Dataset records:
○ ○ ○ ○
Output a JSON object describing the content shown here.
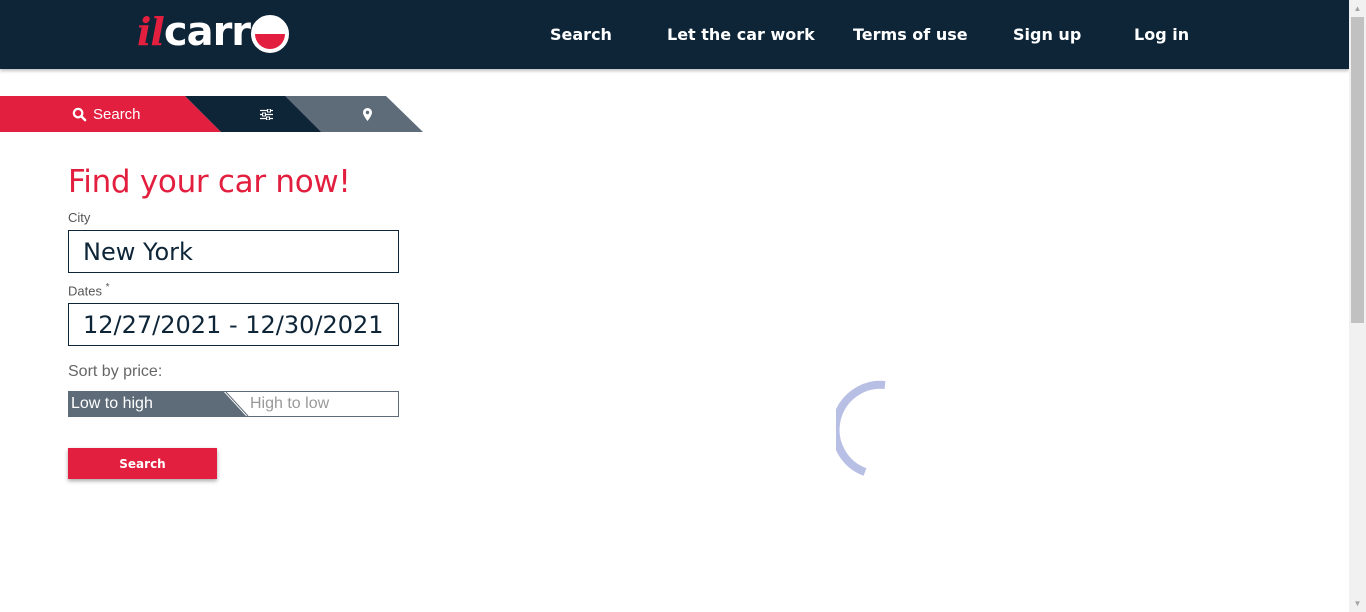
{
  "header": {
    "logo": {
      "il": "il",
      "carro": "carr"
    },
    "nav": [
      "Search",
      "Let the car work",
      "Terms of use",
      "Sign up",
      "Log in"
    ]
  },
  "tabs": {
    "search_label": "Search",
    "filter_icon": "sliders-icon",
    "map_icon": "map-marker-icon"
  },
  "form": {
    "title": "Find your car now!",
    "city_label": "City",
    "city_value": "New York",
    "dates_label": "Dates",
    "dates_required": "*",
    "dates_value": "12/27/2021 - 12/30/2021",
    "sort_label": "Sort by price:",
    "sort_low": "Low to high",
    "sort_high": "High to low",
    "sort_selected": "Low to high",
    "search_button": "Search"
  },
  "loading": {
    "icon": "loading-spinner"
  },
  "colors": {
    "navy": "#0e2538",
    "red": "#e31f3f",
    "slate": "#5e6c79",
    "spinner": "#b8bfe4"
  }
}
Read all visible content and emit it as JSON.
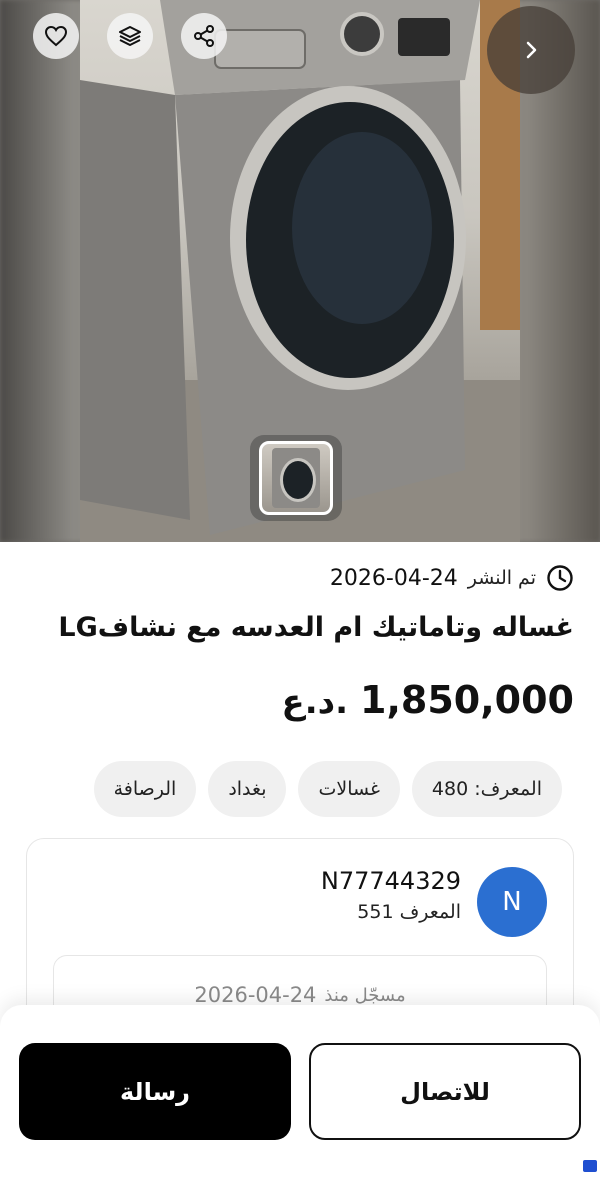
{
  "listing": {
    "posted_label": "تم النشر",
    "posted_date": "2026-04-24",
    "title": "غساله  وتاماتيك ام العدسه مع نشافLG",
    "price_value": "1,850,000",
    "price_currency": "د.ع.",
    "chips": [
      {
        "label": "المعرف: 480"
      },
      {
        "label": "غسالات"
      },
      {
        "label": "بغداد"
      },
      {
        "label": "الرصافة"
      }
    ]
  },
  "seller": {
    "avatar_letter": "N",
    "name": "N77744329",
    "id_label": "المعرف 551",
    "member_label": "مسجّل منذ",
    "member_date": "2026-04-24"
  },
  "actions": {
    "call_label": "للاتصال",
    "message_label": "رسالة"
  },
  "colors": {
    "avatar": "#2b6fd1",
    "primary_button": "#000000"
  },
  "icons": {
    "favorite": "heart-icon",
    "layers": "layers-icon",
    "share": "share-icon",
    "next": "chevron-right-icon",
    "clock": "clock-icon"
  }
}
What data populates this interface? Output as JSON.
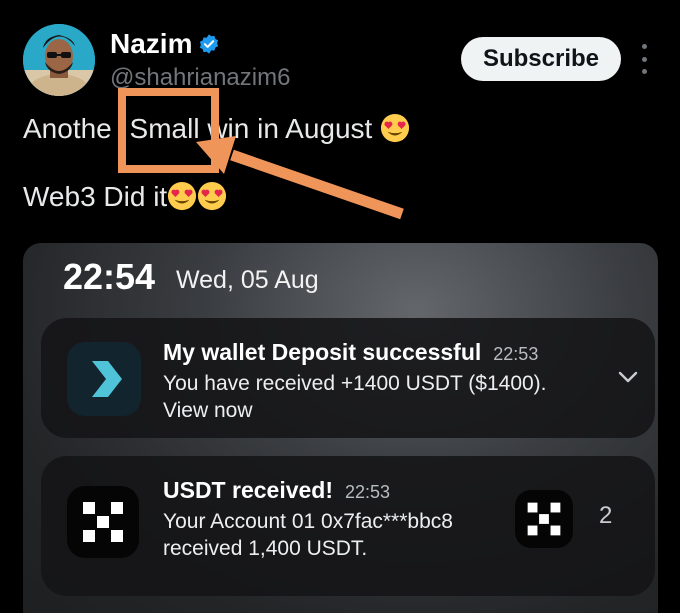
{
  "author": {
    "name": "Nazim",
    "handle": "@shahrianazim6",
    "verified_icon": "verified-badge-icon"
  },
  "actions": {
    "subscribe_label": "Subscribe",
    "more_icon": "more-vertical-icon"
  },
  "tweet": {
    "line1_prefix": "Anothe",
    "line1_highlight": "Small",
    "line1_suffix": "win in August",
    "line2_text": "Web3 Did it",
    "emoji": "heart-eyes-emoji"
  },
  "annotation": {
    "color": "#f0955a",
    "icon": "arrow-icon"
  },
  "screenshot": {
    "time": "22:54",
    "date": "Wed, 05 Aug",
    "notifications": [
      {
        "title": "My wallet Deposit successful",
        "time": "22:53",
        "body_line1": "You have received +1400 USDT ($1400).",
        "body_line2": "View now",
        "icon": "chevron-right-app-icon"
      },
      {
        "title": "USDT received!",
        "time": "22:53",
        "body_line1": "Your Account 01 0x7fac***bbc8",
        "body_line2": "received 1,400 USDT.",
        "icon": "okx-logo-icon",
        "count": "2"
      }
    ]
  },
  "colors": {
    "background": "#000000",
    "verified": "#1d9bf0",
    "subscribe_bg": "#eff3f4",
    "accent_teal": "#4fc3d8"
  }
}
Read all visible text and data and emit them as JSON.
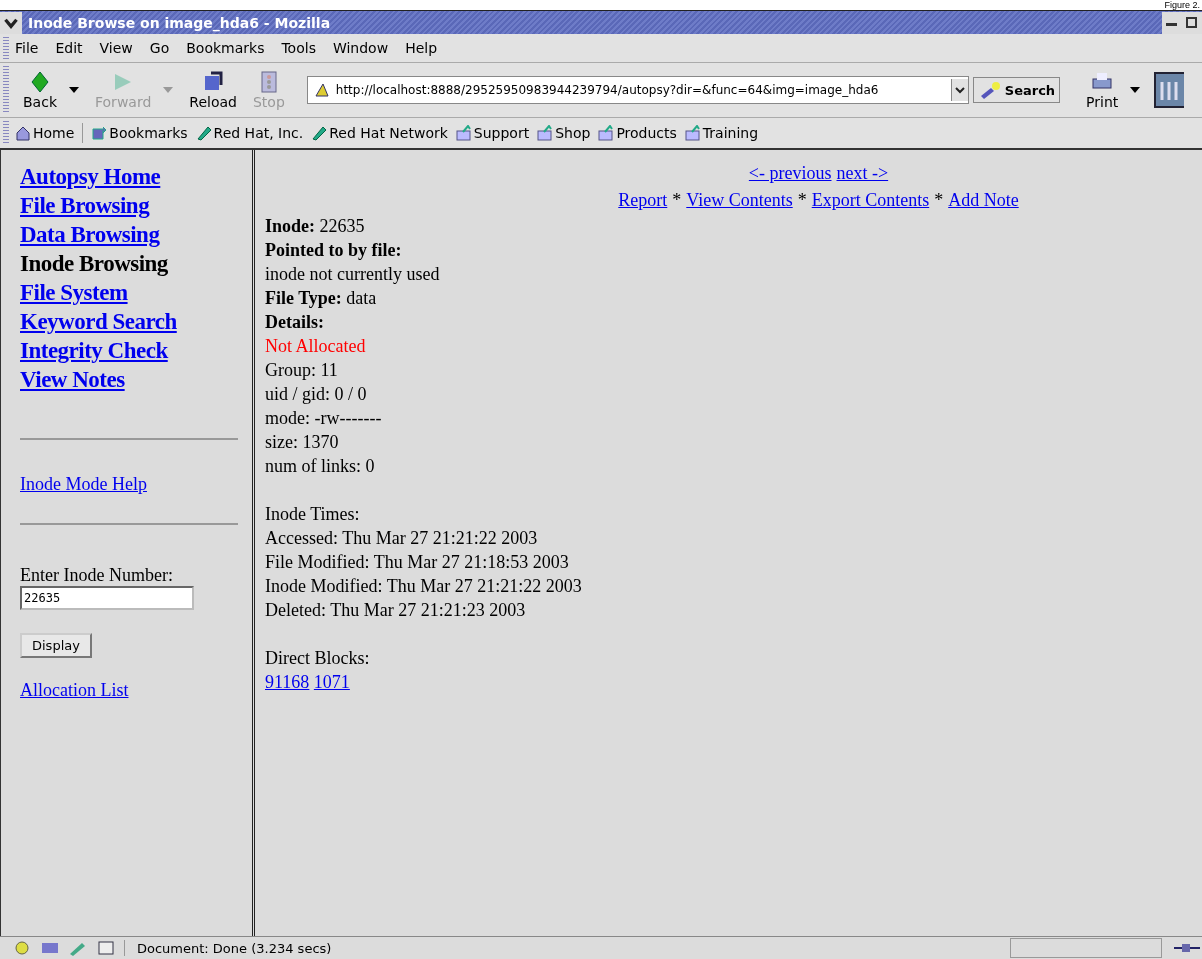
{
  "caption": "Figure 2.",
  "window": {
    "title": "Inode Browse on image_hda6 - Mozilla"
  },
  "menu": [
    "File",
    "Edit",
    "View",
    "Go",
    "Bookmarks",
    "Tools",
    "Window",
    "Help"
  ],
  "toolbar": {
    "buttons": [
      {
        "label": "Back",
        "kind": "back",
        "disabled": false
      },
      {
        "label": "Forward",
        "kind": "forward",
        "disabled": true
      },
      {
        "label": "Reload",
        "kind": "reload",
        "disabled": false
      },
      {
        "label": "Stop",
        "kind": "stop",
        "disabled": true
      }
    ],
    "url": "http://localhost:8888/29525950983944239794/autopsy?dir=&func=64&img=image_hda6",
    "search": "Search",
    "print": "Print"
  },
  "bookmarks": [
    {
      "label": "Home",
      "kind": "home"
    },
    {
      "label": "Bookmarks",
      "kind": "bookmarks"
    },
    {
      "label": "Red Hat, Inc.",
      "kind": "pen"
    },
    {
      "label": "Red Hat Network",
      "kind": "pen"
    },
    {
      "label": "Support",
      "kind": "folder"
    },
    {
      "label": "Shop",
      "kind": "folder"
    },
    {
      "label": "Products",
      "kind": "folder"
    },
    {
      "label": "Training",
      "kind": "folder"
    }
  ],
  "sidebar": {
    "items": [
      {
        "label": "Autopsy Home",
        "selected": false
      },
      {
        "label": "File Browsing",
        "selected": false
      },
      {
        "label": "Data Browsing",
        "selected": false
      },
      {
        "label": "Inode Browsing",
        "selected": true
      },
      {
        "label": "File System",
        "selected": false
      },
      {
        "label": "Keyword Search",
        "selected": false
      },
      {
        "label": "Integrity Check",
        "selected": false
      },
      {
        "label": "View Notes",
        "selected": false
      }
    ],
    "help_link": "Inode Mode Help",
    "field_label": "Enter Inode Number:",
    "field_value": "22635",
    "display_button": "Display",
    "allocation_link": "Allocation List"
  },
  "nav": {
    "links": [
      "<- previous",
      "next ->"
    ],
    "actions": [
      "Report",
      "View Contents",
      "Export Contents",
      "Add Note"
    ],
    "separator": "*"
  },
  "details": [
    [
      {
        "text": "**Inode:** 22635",
        "kind": "text"
      },
      {
        "text": "Pointed to by file:",
        "kind": "heading"
      },
      {
        "text": "inode not currently used",
        "kind": "text"
      },
      {
        "text": "**File Type:** data",
        "kind": "text"
      },
      {
        "text": "Details:",
        "kind": "heading"
      },
      {
        "text": "Not Allocated",
        "kind": "alert"
      },
      {
        "text": "Group: 11",
        "kind": "text"
      },
      {
        "text": "uid / gid: 0 / 0",
        "kind": "text"
      },
      {
        "text": "mode: -rw-------",
        "kind": "text"
      },
      {
        "text": "size: 1370",
        "kind": "text"
      },
      {
        "text": "num of links: 0",
        "kind": "text"
      }
    ],
    [
      {
        "text": "Inode Times:",
        "kind": "text"
      },
      {
        "text": "Accessed: Thu Mar 27 21:21:22 2003",
        "kind": "text"
      },
      {
        "text": "File Modified: Thu Mar 27 21:18:53 2003",
        "kind": "text"
      },
      {
        "text": "Inode Modified: Thu Mar 27 21:21:22 2003",
        "kind": "text"
      },
      {
        "text": "Deleted: Thu Mar 27 21:21:23 2003",
        "kind": "text"
      }
    ],
    [
      {
        "text": "Direct Blocks:",
        "kind": "text"
      }
    ]
  ],
  "blocks": [
    "91168",
    "1071"
  ],
  "status": "Document: Done (3.234 secs)"
}
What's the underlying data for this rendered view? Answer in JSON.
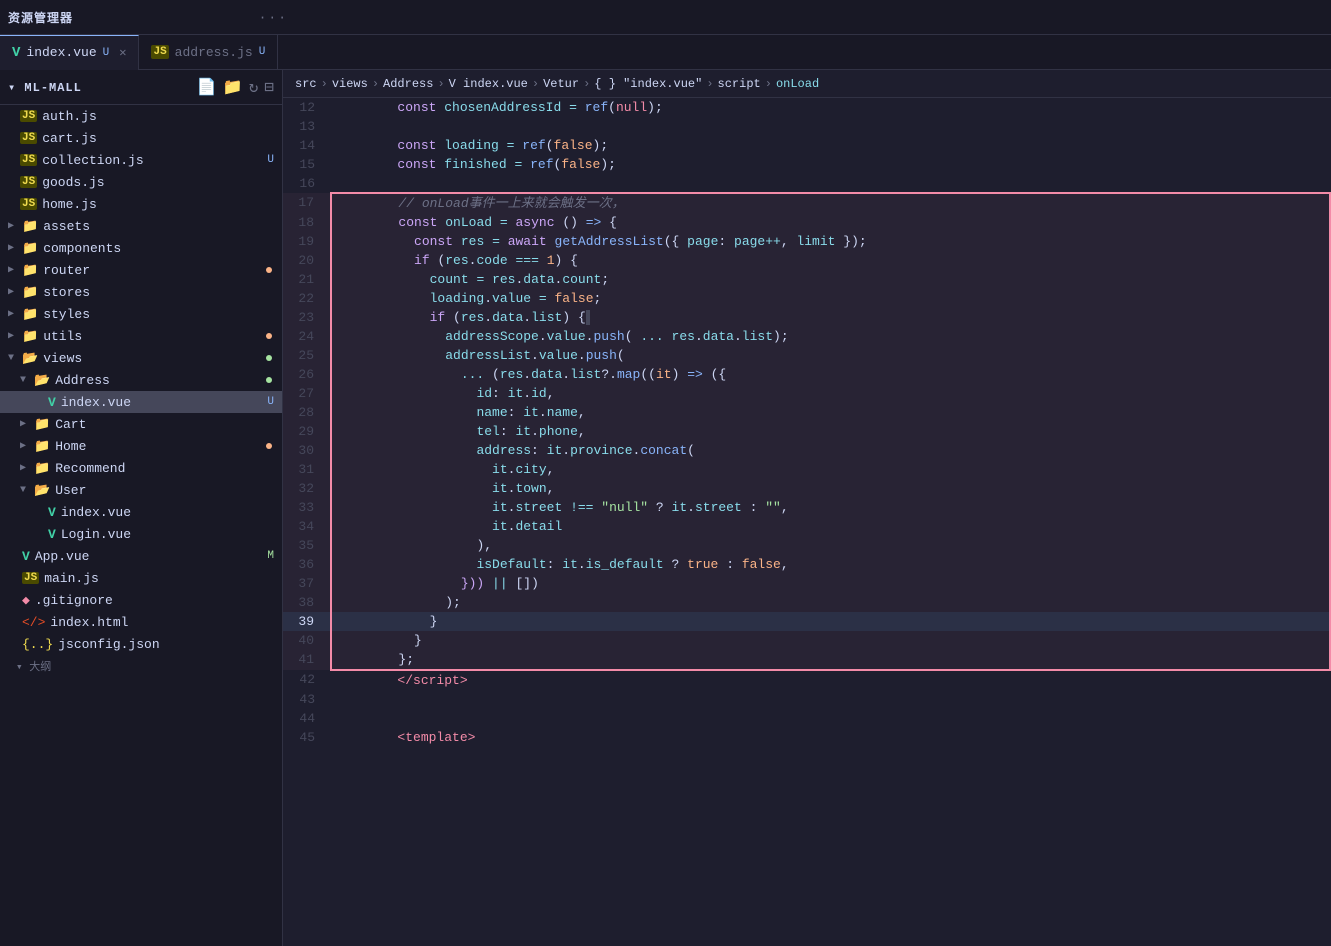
{
  "titlebar": {
    "explorer_label": "资源管理器",
    "dots": "···"
  },
  "tabs": [
    {
      "id": "index-vue",
      "label": "index.vue",
      "type": "vue",
      "active": true,
      "modified": "U",
      "closeable": true
    },
    {
      "id": "address-js",
      "label": "address.js",
      "type": "js",
      "active": false,
      "modified": "U",
      "closeable": false
    }
  ],
  "breadcrumb": {
    "items": [
      "src",
      "views",
      "Address",
      "index.vue",
      "Vetur",
      "{ } \"index.vue\"",
      "script",
      "onLoad"
    ]
  },
  "sidebar": {
    "toolbar_title": "资源管理器",
    "root": "ML-MALL",
    "items": [
      {
        "id": "auth",
        "indent": 1,
        "type": "js",
        "label": "auth.js",
        "badge": null
      },
      {
        "id": "cart",
        "indent": 1,
        "type": "js",
        "label": "cart.js",
        "badge": null
      },
      {
        "id": "collection",
        "indent": 1,
        "type": "js",
        "label": "collection.js",
        "badge": "U"
      },
      {
        "id": "goods",
        "indent": 1,
        "type": "js",
        "label": "goods.js",
        "badge": null
      },
      {
        "id": "home",
        "indent": 1,
        "type": "js",
        "label": "home.js",
        "badge": null
      },
      {
        "id": "assets",
        "indent": 0,
        "type": "folder",
        "label": "assets",
        "badge": null,
        "collapsed": true
      },
      {
        "id": "components",
        "indent": 0,
        "type": "folder",
        "label": "components",
        "badge": null,
        "collapsed": true
      },
      {
        "id": "router",
        "indent": 0,
        "type": "folder",
        "label": "router",
        "badge": "dot-orange",
        "collapsed": true
      },
      {
        "id": "stores",
        "indent": 0,
        "type": "folder",
        "label": "stores",
        "badge": null,
        "collapsed": true
      },
      {
        "id": "styles",
        "indent": 0,
        "type": "folder",
        "label": "styles",
        "badge": null,
        "collapsed": true
      },
      {
        "id": "utils",
        "indent": 0,
        "type": "folder",
        "label": "utils",
        "badge": "dot-orange",
        "collapsed": true
      },
      {
        "id": "views",
        "indent": 0,
        "type": "folder",
        "label": "views",
        "badge": "dot-green",
        "collapsed": false
      },
      {
        "id": "address-folder",
        "indent": 1,
        "type": "folder",
        "label": "Address",
        "badge": "dot-green",
        "collapsed": false
      },
      {
        "id": "index-vue-file",
        "indent": 2,
        "type": "vue",
        "label": "index.vue",
        "badge": "U",
        "active": true
      },
      {
        "id": "cart-folder",
        "indent": 1,
        "type": "folder",
        "label": "Cart",
        "badge": null,
        "collapsed": true
      },
      {
        "id": "home-folder",
        "indent": 1,
        "type": "folder",
        "label": "Home",
        "badge": "dot-orange",
        "collapsed": true
      },
      {
        "id": "recommend-folder",
        "indent": 1,
        "type": "folder",
        "label": "Recommend",
        "badge": null,
        "collapsed": true
      },
      {
        "id": "user-folder",
        "indent": 1,
        "type": "folder",
        "label": "User",
        "badge": null,
        "collapsed": false
      },
      {
        "id": "user-index",
        "indent": 2,
        "type": "vue",
        "label": "index.vue",
        "badge": null
      },
      {
        "id": "user-login",
        "indent": 2,
        "type": "vue",
        "label": "Login.vue",
        "badge": null
      },
      {
        "id": "app-vue",
        "indent": 0,
        "type": "vue",
        "label": "App.vue",
        "badge": "M"
      },
      {
        "id": "main-js",
        "indent": 0,
        "type": "js",
        "label": "main.js",
        "badge": null
      },
      {
        "id": "gitignore",
        "indent": 0,
        "type": "git",
        "label": ".gitignore",
        "badge": null
      },
      {
        "id": "index-html",
        "indent": 0,
        "type": "html",
        "label": "index.html",
        "badge": null
      },
      {
        "id": "jsconfig",
        "indent": 0,
        "type": "json",
        "label": "jsconfig.json",
        "badge": null
      }
    ]
  },
  "code": {
    "lines": [
      {
        "num": 12,
        "highlight": false
      },
      {
        "num": 13,
        "highlight": false
      },
      {
        "num": 14,
        "highlight": false
      },
      {
        "num": 15,
        "highlight": false
      },
      {
        "num": 16,
        "highlight": false
      },
      {
        "num": 17,
        "highlight": true
      },
      {
        "num": 18,
        "highlight": true
      },
      {
        "num": 19,
        "highlight": true
      },
      {
        "num": 20,
        "highlight": true
      },
      {
        "num": 21,
        "highlight": true
      },
      {
        "num": 22,
        "highlight": true
      },
      {
        "num": 23,
        "highlight": true
      },
      {
        "num": 24,
        "highlight": true
      },
      {
        "num": 25,
        "highlight": true
      },
      {
        "num": 26,
        "highlight": true
      },
      {
        "num": 27,
        "highlight": true
      },
      {
        "num": 28,
        "highlight": true
      },
      {
        "num": 29,
        "highlight": true
      },
      {
        "num": 30,
        "highlight": true
      },
      {
        "num": 31,
        "highlight": true
      },
      {
        "num": 32,
        "highlight": true
      },
      {
        "num": 33,
        "highlight": true
      },
      {
        "num": 34,
        "highlight": true
      },
      {
        "num": 35,
        "highlight": true
      },
      {
        "num": 36,
        "highlight": true
      },
      {
        "num": 37,
        "highlight": true
      },
      {
        "num": 38,
        "highlight": true
      },
      {
        "num": 39,
        "highlight": true
      },
      {
        "num": 40,
        "highlight": true
      },
      {
        "num": 41,
        "highlight": true
      },
      {
        "num": 42,
        "highlight": false
      },
      {
        "num": 43,
        "highlight": false
      },
      {
        "num": 44,
        "highlight": false
      },
      {
        "num": 45,
        "highlight": false
      }
    ]
  }
}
○ ○ ○ ○
### Task instructions
In the listing, find every line containing the word "this" and list it.

### Reply to the task
What data populates this interface? Output as JSON.
What's the underlying data for this rendered view? Answer in JSON.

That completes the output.